▶ _EXERCISE INSTRUCTIONS_
In the listing below, identify each line with the word "Auto" and return those lines.

▶ _MATERIALS PROVIDED_
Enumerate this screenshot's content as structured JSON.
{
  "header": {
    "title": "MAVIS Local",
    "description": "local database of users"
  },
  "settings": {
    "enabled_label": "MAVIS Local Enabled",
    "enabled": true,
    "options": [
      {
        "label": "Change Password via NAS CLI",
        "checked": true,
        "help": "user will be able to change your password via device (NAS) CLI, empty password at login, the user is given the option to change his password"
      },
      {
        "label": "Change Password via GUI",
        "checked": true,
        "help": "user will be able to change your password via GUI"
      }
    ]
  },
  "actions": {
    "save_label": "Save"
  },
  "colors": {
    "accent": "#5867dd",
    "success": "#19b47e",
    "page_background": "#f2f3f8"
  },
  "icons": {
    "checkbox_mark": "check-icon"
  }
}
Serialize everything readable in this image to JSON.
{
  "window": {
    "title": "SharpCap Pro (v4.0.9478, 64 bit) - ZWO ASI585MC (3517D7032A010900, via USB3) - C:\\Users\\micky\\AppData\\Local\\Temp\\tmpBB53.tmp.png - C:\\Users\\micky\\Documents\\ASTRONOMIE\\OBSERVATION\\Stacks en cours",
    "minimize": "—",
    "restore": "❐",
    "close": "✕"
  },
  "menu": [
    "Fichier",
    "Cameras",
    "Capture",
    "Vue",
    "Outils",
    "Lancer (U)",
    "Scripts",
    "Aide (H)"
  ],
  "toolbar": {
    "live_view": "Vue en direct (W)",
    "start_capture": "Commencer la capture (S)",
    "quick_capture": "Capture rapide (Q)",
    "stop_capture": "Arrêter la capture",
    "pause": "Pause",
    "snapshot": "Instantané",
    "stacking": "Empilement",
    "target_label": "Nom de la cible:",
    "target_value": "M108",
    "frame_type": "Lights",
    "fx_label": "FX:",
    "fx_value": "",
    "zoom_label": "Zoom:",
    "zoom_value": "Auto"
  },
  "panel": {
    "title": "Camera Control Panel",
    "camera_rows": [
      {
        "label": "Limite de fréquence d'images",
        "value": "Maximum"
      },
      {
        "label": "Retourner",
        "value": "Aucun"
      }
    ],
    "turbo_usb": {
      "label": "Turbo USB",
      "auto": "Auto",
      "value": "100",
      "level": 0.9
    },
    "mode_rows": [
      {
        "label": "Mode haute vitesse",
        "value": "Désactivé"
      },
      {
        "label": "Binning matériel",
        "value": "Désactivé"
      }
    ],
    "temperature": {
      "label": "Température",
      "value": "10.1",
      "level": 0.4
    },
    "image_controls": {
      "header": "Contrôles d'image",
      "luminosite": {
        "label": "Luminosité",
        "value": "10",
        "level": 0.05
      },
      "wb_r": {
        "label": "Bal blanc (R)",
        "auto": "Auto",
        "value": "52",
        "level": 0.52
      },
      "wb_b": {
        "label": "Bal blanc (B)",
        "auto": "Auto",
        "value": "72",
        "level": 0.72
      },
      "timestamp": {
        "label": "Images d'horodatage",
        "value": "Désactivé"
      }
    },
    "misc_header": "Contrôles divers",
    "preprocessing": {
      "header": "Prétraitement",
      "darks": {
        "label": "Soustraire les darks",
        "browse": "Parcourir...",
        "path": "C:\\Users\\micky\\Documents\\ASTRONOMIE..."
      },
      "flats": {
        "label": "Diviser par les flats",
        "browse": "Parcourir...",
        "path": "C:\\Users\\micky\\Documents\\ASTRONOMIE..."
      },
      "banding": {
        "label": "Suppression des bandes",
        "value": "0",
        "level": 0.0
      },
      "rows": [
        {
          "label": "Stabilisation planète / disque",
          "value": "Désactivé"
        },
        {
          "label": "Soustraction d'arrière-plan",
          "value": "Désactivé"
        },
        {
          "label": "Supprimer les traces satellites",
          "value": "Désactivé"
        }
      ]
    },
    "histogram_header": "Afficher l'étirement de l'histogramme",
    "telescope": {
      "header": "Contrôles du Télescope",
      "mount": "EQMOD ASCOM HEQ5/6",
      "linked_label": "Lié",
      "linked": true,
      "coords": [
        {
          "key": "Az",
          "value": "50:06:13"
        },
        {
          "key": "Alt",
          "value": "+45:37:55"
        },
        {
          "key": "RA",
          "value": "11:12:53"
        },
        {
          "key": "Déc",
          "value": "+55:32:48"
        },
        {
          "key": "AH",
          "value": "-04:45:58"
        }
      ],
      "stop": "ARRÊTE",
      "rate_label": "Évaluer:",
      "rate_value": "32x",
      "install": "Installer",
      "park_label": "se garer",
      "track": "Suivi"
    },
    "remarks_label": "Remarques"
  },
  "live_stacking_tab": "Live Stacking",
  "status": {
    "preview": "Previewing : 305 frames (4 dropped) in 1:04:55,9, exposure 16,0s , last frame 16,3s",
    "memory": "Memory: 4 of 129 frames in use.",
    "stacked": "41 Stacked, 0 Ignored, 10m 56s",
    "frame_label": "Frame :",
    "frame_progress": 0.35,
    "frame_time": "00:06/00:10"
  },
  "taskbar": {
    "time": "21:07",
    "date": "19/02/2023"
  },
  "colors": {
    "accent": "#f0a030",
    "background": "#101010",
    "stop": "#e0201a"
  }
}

▶ _FULL RESPONSE_
    "zoom_value": "Auto"
      "auto": "Auto",
        "auto": "Auto",
        "auto": "Auto",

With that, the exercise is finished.